### Given problem
All records below must be retyped exactly.
# Start of Given records
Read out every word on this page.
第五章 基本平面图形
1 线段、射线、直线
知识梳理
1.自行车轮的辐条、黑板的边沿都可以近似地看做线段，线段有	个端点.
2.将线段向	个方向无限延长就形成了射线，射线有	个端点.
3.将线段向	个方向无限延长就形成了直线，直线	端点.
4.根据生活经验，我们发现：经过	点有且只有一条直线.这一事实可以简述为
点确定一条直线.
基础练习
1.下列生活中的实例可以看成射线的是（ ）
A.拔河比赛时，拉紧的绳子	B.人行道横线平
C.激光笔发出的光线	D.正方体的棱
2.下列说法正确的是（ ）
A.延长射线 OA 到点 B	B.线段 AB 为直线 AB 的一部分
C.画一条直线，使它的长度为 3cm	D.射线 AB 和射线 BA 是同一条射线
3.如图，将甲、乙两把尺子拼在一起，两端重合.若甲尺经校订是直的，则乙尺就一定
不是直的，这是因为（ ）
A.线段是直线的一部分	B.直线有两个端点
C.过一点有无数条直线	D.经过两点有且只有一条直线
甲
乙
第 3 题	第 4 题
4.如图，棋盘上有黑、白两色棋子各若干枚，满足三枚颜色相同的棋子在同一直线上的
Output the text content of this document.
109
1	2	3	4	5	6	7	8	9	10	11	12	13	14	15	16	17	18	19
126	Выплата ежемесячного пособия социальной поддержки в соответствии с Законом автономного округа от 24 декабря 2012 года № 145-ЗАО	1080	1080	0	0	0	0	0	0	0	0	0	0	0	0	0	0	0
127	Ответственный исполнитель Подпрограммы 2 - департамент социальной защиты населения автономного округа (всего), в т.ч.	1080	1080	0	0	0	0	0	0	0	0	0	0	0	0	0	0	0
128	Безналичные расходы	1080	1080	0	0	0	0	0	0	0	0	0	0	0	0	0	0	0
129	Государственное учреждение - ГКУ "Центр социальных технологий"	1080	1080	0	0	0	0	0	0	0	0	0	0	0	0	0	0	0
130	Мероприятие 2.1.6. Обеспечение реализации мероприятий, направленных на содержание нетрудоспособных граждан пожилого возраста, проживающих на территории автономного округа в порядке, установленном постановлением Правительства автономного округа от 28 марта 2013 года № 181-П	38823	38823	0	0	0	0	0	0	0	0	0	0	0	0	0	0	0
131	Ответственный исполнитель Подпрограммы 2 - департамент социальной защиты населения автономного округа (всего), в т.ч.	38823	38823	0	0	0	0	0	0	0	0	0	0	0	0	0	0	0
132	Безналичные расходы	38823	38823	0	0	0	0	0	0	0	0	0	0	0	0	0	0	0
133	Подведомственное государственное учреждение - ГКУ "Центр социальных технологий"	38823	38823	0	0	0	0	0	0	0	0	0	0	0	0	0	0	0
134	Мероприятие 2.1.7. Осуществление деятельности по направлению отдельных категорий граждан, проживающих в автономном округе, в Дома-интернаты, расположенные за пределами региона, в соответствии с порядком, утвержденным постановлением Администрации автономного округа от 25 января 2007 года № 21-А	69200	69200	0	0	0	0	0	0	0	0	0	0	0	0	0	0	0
# End of Given records
### Reply
Read out every word on this page.
第五章 基本平面图形
1 线段、射线、直线
知识梳理
1.自行车轮的辐条、黑板的边沿都可以近似地看做线段，线段有	个端点.
2.将线段向	个方向无限延长就形成了射线，射线有	个端点.
3.将线段向	个方向无限延长就形成了直线，直线	端点.
4.根据生活经验，我们发现：经过	点有且只有一条直线.这一事实可以简述为
点确定一条直线.
基础练习
1.下列生活中的实例可以看成射线的是（ ）
A.拔河比赛时，拉紧的绳子	B.人行道横线平
C.激光笔发出的光线	D.正方体的棱
2.下列说法正确的是（ ）
A.延长射线 OA 到点 B	B.线段 AB 为直线 AB 的一部分
C.画一条直线，使它的长度为 3cm	D.射线 AB 和射线 BA 是同一条射线
3.如图，将甲、乙两把尺子拼在一起，两端重合.若甲尺经校订是直的，则乙尺就一定
不是直的，这是因为（ ）
A.线段是直线的一部分	B.直线有两个端点
C.过一点有无数条直线	D.经过两点有且只有一条直线
甲
乙
第 3 题	第 4 题
4.如图，棋盘上有黑、白两色棋子各若干枚，满足三枚颜色相同的棋子在同一直线上的
Output the text content of this document.
109
1	2	3	4	5	6	7	8	9	10	11	12	13	14	15	16	17	18	19
126	Выплата ежемесячного пособия социальной поддержки в соответствии с Законом автономного округа от 24 декабря 2012 года № 145-ЗАО	1080	1080	0	0	0	0	0	0	0	0	0	0	0	0	0	0	0
127	Ответственный исполнитель Подпрограммы 2 - департамент социальной защиты населения автономного округа (всего), в т.ч.	1080	1080	0	0	0	0	0	0	0	0	0	0	0	0	0	0	0
128	Безналичные расходы	1080	1080	0	0	0	0	0	0	0	0	0	0	0	0	0	0	0
129	Государственное учреждение - ГКУ "Центр социальных технологий"	1080	1080	0	0	0	0	0	0	0	0	0	0	0	0	0	0	0
130	Мероприятие 2.1.6. Обеспечение реализации мероприятий, направленных на содержание нетрудоспособных граждан пожилого возраста, проживающих на территории автономного округа в порядке, установленном постановлением Правительства автономного округа от 28 марта 2013 года № 181-П	38823	38823	0	0	0	0	0	0	0	0	0	0	0	0	0	0	0
131	Ответственный исполнитель Подпрограммы 2 - департамент социальной защиты населения автономного округа (всего), в т.ч.	38823	38823	0	0	0	0	0	0	0	0	0	0	0	0	0	0	0
132	Безналичные расходы	38823	38823	0	0	0	0	0	0	0	0	0	0	0	0	0	0	0
133	Подведомственное государственное учреждение - ГКУ "Центр социальных технологий"	38823	38823	0	0	0	0	0	0	0	0	0	0	0	0	0	0	0
134	Мероприятие 2.1.7. Осуществление деятельности по направлению отдельных категорий граждан, проживающих в автономном округе, в Дома-интернаты, расположенные за пределами региона, в соответствии с порядком, утвержденным постановлением Администрации автономного округа от 25 января 2007 года № 21-А	69200	69200	0	0	0	0	0	0	0	0	0	0	0	0	0	0	0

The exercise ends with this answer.